# Start of Data for this task

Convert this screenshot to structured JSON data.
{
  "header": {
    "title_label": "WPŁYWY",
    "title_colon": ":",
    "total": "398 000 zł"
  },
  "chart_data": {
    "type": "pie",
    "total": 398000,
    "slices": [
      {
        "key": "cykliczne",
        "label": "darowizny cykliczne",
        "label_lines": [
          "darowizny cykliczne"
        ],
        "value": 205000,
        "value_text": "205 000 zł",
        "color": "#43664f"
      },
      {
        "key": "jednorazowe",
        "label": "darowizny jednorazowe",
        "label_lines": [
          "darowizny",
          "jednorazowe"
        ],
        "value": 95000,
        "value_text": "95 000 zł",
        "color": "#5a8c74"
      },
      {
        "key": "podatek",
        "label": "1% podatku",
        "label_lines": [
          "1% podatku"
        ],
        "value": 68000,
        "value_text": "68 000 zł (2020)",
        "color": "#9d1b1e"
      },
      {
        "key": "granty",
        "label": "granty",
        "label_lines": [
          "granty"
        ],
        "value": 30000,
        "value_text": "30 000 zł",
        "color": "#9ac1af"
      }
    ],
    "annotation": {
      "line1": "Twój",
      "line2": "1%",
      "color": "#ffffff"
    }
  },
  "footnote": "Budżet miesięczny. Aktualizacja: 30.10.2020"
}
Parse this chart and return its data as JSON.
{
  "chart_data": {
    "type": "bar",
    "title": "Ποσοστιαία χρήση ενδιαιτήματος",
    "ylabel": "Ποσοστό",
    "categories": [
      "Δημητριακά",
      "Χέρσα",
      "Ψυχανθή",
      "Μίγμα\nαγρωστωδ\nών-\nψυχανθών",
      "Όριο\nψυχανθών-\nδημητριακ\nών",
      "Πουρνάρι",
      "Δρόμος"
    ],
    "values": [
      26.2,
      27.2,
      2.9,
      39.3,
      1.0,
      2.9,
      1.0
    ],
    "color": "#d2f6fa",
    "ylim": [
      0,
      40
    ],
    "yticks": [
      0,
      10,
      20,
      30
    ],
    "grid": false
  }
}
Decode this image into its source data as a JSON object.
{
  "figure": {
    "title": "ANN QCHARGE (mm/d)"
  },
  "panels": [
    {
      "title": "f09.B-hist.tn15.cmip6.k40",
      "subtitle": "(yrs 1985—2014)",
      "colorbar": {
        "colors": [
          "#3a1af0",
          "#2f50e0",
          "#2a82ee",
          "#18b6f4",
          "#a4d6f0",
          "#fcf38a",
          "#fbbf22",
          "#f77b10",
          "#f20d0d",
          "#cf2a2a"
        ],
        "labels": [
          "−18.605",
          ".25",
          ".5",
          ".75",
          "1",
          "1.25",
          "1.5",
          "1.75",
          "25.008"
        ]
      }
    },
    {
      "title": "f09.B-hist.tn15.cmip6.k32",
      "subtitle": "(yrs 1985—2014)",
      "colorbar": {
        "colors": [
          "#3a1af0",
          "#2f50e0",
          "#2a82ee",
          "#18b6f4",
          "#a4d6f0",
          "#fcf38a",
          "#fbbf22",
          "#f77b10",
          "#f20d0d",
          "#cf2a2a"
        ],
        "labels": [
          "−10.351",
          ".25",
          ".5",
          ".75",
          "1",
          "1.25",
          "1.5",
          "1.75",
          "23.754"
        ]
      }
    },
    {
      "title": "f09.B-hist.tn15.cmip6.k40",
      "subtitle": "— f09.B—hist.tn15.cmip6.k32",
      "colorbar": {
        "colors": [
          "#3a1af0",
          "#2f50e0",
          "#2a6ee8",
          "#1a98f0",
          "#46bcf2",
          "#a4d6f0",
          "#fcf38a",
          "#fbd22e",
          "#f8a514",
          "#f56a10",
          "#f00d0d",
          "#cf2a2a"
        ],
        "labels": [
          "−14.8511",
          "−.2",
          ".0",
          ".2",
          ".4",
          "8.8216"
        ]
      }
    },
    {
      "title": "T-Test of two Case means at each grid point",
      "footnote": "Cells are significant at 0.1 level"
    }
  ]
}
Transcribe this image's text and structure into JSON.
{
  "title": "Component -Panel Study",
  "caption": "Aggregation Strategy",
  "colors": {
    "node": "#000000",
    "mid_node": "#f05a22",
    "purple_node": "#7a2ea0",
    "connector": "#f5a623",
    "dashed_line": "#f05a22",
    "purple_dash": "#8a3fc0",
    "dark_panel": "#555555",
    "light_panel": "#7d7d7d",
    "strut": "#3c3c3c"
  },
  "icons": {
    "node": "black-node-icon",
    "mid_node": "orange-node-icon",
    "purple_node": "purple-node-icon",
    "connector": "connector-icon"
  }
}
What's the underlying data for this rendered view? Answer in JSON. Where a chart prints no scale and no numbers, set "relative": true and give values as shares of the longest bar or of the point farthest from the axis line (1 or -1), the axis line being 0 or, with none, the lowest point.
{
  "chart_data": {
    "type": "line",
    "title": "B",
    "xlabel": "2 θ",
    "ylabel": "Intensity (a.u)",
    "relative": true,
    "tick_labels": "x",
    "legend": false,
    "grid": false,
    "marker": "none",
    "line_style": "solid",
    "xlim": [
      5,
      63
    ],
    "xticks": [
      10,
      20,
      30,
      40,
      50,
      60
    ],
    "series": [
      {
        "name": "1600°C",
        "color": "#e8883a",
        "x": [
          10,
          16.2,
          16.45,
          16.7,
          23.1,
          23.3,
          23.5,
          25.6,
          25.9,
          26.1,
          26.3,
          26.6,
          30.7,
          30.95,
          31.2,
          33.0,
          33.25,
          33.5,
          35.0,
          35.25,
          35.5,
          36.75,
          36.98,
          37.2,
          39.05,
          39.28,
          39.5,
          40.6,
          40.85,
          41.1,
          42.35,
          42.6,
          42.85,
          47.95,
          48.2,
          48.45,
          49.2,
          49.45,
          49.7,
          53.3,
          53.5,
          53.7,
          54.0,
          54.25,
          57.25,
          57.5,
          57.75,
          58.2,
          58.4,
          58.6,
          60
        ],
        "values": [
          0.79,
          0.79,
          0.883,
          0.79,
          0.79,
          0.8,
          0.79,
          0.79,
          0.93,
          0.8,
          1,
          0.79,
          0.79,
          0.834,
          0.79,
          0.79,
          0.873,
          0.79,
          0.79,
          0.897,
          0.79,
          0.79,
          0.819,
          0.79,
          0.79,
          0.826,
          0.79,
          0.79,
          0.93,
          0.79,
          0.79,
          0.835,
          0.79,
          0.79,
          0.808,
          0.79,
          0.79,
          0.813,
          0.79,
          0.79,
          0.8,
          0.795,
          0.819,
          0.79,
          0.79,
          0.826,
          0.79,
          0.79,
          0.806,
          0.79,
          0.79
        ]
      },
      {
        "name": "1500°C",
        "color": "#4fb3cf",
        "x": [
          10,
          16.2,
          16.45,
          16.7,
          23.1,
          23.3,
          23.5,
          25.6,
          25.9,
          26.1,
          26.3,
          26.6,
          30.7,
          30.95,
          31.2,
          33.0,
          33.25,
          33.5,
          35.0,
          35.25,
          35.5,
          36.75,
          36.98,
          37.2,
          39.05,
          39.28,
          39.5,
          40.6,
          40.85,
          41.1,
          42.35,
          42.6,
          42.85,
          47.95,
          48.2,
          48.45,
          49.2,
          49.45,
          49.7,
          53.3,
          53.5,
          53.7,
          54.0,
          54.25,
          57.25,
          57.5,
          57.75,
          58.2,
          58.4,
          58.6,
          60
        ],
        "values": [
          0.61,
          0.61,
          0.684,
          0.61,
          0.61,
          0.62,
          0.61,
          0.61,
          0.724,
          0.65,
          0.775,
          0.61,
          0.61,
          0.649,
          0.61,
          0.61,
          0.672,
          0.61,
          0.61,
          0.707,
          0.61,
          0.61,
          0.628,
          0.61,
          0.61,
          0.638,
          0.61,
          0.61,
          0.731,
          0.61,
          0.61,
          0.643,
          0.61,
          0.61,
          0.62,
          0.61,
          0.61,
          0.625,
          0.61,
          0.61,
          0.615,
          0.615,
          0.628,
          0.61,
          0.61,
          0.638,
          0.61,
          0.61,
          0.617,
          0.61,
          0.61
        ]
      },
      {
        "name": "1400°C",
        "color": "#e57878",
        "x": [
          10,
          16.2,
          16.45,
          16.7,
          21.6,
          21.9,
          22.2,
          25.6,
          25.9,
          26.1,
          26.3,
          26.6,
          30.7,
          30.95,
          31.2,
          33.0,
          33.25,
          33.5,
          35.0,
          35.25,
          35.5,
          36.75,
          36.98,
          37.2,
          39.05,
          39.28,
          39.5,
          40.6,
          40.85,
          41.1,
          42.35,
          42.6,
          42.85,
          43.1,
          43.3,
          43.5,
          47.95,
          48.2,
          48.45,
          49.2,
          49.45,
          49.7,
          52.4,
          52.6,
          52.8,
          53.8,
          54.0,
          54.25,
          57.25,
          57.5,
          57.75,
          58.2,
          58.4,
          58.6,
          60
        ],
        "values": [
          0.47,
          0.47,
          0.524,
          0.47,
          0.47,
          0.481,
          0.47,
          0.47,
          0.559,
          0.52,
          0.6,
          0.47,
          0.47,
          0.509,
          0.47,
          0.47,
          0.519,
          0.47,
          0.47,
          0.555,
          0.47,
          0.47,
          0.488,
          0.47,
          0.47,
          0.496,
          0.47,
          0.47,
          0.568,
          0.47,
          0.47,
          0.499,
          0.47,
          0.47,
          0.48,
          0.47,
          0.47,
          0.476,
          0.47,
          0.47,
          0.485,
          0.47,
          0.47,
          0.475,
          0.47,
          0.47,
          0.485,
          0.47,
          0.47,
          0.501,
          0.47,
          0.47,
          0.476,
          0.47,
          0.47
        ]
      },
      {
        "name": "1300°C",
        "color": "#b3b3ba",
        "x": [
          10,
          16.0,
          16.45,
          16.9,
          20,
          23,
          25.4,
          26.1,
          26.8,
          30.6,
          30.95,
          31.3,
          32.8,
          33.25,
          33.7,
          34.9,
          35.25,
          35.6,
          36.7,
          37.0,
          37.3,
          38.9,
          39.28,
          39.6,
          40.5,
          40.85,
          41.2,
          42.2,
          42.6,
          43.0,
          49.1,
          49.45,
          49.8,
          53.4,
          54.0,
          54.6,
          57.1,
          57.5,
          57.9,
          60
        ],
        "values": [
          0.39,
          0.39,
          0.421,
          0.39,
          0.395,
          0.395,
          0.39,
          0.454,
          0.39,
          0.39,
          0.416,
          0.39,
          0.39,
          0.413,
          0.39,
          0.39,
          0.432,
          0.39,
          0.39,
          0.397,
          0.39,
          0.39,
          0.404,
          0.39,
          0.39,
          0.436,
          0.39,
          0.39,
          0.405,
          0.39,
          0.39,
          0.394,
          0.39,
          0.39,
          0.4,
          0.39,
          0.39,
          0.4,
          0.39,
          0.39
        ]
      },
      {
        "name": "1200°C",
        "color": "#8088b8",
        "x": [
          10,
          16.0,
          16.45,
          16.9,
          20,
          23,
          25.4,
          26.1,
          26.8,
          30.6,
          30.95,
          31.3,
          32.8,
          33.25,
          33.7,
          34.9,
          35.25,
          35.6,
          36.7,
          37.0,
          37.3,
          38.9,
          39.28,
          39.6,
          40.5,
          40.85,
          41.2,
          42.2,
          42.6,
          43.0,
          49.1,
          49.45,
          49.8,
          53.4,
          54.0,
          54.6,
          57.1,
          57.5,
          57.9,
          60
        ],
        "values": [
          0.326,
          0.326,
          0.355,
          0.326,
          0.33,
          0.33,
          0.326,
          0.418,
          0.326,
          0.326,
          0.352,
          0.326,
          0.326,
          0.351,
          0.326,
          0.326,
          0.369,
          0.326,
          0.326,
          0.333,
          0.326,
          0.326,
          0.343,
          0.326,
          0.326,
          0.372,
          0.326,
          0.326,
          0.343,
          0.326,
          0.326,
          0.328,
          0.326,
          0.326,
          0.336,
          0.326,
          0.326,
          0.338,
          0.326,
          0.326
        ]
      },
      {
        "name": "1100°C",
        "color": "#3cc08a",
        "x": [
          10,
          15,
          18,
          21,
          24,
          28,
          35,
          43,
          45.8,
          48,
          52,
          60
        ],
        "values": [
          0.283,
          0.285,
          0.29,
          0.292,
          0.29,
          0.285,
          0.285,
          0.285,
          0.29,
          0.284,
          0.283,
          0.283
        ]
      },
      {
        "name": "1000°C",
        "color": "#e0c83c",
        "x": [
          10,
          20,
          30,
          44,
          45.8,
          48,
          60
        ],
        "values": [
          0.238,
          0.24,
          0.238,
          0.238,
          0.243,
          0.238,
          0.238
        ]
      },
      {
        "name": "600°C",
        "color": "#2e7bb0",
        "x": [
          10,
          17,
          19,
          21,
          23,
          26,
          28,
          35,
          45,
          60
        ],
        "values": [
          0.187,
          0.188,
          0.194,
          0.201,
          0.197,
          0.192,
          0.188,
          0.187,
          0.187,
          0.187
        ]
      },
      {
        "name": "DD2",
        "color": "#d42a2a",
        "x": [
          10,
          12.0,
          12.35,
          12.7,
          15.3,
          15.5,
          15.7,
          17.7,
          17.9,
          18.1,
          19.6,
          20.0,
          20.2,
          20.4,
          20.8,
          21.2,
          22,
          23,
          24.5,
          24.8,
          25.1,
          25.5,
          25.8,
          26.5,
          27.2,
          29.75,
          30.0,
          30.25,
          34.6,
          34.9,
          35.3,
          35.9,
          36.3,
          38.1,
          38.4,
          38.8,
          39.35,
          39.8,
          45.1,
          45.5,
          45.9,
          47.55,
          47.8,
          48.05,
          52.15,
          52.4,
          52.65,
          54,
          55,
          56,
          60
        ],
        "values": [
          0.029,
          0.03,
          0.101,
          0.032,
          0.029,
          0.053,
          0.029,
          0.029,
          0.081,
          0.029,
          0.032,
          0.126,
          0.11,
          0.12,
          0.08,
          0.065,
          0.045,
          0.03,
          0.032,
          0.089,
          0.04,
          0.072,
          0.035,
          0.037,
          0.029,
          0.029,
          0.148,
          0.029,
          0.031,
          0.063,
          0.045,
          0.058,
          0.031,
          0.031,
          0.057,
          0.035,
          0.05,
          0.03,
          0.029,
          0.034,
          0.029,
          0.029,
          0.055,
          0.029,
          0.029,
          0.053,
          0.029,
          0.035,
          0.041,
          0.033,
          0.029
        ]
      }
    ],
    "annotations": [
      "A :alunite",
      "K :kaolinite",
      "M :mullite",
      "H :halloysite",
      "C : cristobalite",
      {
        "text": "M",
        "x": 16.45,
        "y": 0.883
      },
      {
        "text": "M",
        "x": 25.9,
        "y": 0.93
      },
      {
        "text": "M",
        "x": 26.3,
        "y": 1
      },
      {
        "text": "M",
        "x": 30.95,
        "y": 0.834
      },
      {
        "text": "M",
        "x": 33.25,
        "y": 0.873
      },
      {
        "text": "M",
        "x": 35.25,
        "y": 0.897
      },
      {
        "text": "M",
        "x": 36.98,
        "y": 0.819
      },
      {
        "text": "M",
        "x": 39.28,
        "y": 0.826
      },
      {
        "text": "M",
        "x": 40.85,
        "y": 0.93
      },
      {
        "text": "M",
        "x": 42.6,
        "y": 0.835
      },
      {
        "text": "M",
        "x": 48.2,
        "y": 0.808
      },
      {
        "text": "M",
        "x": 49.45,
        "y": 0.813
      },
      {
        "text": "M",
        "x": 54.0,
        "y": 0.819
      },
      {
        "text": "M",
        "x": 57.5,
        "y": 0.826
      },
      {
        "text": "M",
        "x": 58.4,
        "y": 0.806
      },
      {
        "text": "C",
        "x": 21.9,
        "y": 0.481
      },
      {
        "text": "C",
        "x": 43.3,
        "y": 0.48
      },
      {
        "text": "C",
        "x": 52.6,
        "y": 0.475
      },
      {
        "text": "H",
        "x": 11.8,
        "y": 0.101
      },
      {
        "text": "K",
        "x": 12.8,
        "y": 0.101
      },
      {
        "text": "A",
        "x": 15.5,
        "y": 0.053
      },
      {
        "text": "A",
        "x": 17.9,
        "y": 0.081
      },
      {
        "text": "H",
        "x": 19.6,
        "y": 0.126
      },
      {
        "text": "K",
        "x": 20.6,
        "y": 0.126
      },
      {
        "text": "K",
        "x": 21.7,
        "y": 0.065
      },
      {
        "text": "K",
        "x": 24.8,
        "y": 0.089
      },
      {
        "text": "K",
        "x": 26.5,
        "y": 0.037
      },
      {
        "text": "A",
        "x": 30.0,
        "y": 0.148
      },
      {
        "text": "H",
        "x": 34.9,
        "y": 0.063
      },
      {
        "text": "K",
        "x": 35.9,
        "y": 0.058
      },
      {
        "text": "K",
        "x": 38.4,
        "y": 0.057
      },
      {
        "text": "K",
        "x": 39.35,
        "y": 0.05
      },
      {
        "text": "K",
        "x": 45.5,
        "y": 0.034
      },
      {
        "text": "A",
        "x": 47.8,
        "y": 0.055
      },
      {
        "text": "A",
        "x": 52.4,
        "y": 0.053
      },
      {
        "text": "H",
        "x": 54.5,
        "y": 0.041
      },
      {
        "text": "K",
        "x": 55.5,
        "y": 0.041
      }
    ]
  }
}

# End of Data for this task

__Task brief__. Identify every line above with the string "image" in it. Copy those lines.

__Answer to the problem__.
Decode this image into its source data as a JSON object.
Transcribe this image's text and structure into JSON.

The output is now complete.